Figure collection entries

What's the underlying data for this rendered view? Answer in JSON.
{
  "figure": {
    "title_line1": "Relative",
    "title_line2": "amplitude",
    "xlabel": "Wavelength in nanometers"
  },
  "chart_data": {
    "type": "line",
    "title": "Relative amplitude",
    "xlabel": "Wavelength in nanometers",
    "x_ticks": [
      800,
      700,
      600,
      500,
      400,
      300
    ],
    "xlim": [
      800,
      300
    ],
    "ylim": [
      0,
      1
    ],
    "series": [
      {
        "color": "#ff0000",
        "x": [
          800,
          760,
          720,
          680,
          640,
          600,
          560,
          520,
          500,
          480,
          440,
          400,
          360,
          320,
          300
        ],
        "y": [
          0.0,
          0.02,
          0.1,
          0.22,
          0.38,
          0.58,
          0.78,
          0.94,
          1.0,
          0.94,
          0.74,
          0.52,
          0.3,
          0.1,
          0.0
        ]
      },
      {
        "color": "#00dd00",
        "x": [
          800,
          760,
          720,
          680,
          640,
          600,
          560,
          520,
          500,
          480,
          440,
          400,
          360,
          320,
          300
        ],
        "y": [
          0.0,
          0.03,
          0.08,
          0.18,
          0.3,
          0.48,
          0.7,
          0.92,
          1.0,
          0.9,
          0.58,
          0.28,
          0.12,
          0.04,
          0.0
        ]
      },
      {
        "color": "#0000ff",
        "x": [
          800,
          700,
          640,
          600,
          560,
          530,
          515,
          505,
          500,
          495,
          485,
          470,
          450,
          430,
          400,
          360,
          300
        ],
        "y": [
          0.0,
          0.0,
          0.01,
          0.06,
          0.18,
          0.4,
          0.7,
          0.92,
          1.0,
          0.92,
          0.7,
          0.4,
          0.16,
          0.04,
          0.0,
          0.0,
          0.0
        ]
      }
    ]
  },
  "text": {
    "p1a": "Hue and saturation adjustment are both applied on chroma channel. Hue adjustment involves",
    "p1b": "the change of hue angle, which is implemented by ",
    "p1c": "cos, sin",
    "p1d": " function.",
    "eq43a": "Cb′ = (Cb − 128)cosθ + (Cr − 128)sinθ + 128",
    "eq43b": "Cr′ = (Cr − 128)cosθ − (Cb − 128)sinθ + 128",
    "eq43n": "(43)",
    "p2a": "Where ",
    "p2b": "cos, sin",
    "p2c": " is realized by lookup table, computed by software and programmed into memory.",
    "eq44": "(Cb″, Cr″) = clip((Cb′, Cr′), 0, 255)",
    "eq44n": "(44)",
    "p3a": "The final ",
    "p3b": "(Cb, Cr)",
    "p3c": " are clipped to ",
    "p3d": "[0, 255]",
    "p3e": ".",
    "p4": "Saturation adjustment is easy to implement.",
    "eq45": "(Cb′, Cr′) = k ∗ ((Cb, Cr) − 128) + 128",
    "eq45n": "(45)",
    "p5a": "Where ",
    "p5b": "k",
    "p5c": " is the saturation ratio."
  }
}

▸ Job
Every record above needs to be repeated word for word.

▸ Finished exercise
What's the underlying data for this rendered view? Answer in JSON.
{
  "figure": {
    "title_line1": "Relative",
    "title_line2": "amplitude",
    "xlabel": "Wavelength in nanometers"
  },
  "chart_data": {
    "type": "line",
    "title": "Relative amplitude",
    "xlabel": "Wavelength in nanometers",
    "x_ticks": [
      800,
      700,
      600,
      500,
      400,
      300
    ],
    "xlim": [
      800,
      300
    ],
    "ylim": [
      0,
      1
    ],
    "series": [
      {
        "color": "#ff0000",
        "x": [
          800,
          760,
          720,
          680,
          640,
          600,
          560,
          520,
          500,
          480,
          440,
          400,
          360,
          320,
          300
        ],
        "y": [
          0.0,
          0.02,
          0.1,
          0.22,
          0.38,
          0.58,
          0.78,
          0.94,
          1.0,
          0.94,
          0.74,
          0.52,
          0.3,
          0.1,
          0.0
        ]
      },
      {
        "color": "#00dd00",
        "x": [
          800,
          760,
          720,
          680,
          640,
          600,
          560,
          520,
          500,
          480,
          440,
          400,
          360,
          320,
          300
        ],
        "y": [
          0.0,
          0.03,
          0.08,
          0.18,
          0.3,
          0.48,
          0.7,
          0.92,
          1.0,
          0.9,
          0.58,
          0.28,
          0.12,
          0.04,
          0.0
        ]
      },
      {
        "color": "#0000ff",
        "x": [
          800,
          700,
          640,
          600,
          560,
          530,
          515,
          505,
          500,
          495,
          485,
          470,
          450,
          430,
          400,
          360,
          300
        ],
        "y": [
          0.0,
          0.0,
          0.01,
          0.06,
          0.18,
          0.4,
          0.7,
          0.92,
          1.0,
          0.92,
          0.7,
          0.4,
          0.16,
          0.04,
          0.0,
          0.0,
          0.0
        ]
      }
    ]
  },
  "text": {
    "p1a": "Hue and saturation adjustment are both applied on chroma channel. Hue adjustment involves",
    "p1b": "the change of hue angle, which is implemented by ",
    "p1c": "cos, sin",
    "p1d": " function.",
    "eq43a": "Cb′ = (Cb − 128)cosθ + (Cr − 128)sinθ + 128",
    "eq43b": "Cr′ = (Cr − 128)cosθ − (Cb − 128)sinθ + 128",
    "eq43n": "(43)",
    "p2a": "Where ",
    "p2b": "cos, sin",
    "p2c": " is realized by lookup table, computed by software and programmed into memory.",
    "eq44": "(Cb″, Cr″) = clip((Cb′, Cr′), 0, 255)",
    "eq44n": "(44)",
    "p3a": "The final ",
    "p3b": "(Cb, Cr)",
    "p3c": " are clipped to ",
    "p3d": "[0, 255]",
    "p3e": ".",
    "p4": "Saturation adjustment is easy to implement.",
    "eq45": "(Cb′, Cr′) = k ∗ ((Cb, Cr) − 128) + 128",
    "eq45n": "(45)",
    "p5a": "Where ",
    "p5b": "k",
    "p5c": " is the saturation ratio."
  }
}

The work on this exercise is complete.